Data records:
:::::

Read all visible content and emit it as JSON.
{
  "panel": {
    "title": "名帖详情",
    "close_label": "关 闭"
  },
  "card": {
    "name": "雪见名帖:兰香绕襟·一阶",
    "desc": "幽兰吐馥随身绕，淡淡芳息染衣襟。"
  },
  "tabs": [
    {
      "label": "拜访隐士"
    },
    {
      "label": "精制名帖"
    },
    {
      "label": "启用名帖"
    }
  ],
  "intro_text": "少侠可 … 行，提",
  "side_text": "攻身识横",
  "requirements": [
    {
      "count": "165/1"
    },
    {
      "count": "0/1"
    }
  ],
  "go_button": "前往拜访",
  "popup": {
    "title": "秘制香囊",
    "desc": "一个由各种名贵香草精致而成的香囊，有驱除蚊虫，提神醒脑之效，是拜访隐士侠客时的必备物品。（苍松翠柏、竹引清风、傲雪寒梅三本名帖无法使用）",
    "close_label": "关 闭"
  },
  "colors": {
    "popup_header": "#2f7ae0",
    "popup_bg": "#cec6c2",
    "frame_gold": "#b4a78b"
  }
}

:::::

Problem requirements — Faithfully copy every entry, leaving nothing out.

Answer to this task —
Read all visible content and emit it as JSON.
{
  "panel": {
    "title": "名帖详情",
    "close_label": "关 闭"
  },
  "card": {
    "name": "雪见名帖:兰香绕襟·一阶",
    "desc": "幽兰吐馥随身绕，淡淡芳息染衣襟。"
  },
  "tabs": [
    {
      "label": "拜访隐士"
    },
    {
      "label": "精制名帖"
    },
    {
      "label": "启用名帖"
    }
  ],
  "intro_text": "少侠可 … 行，提",
  "side_text": "攻身识横",
  "requirements": [
    {
      "count": "165/1"
    },
    {
      "count": "0/1"
    }
  ],
  "go_button": "前往拜访",
  "popup": {
    "title": "秘制香囊",
    "desc": "一个由各种名贵香草精致而成的香囊，有驱除蚊虫，提神醒脑之效，是拜访隐士侠客时的必备物品。（苍松翠柏、竹引清风、傲雪寒梅三本名帖无法使用）",
    "close_label": "关 闭"
  },
  "colors": {
    "popup_header": "#2f7ae0",
    "popup_bg": "#cec6c2",
    "frame_gold": "#b4a78b"
  }
}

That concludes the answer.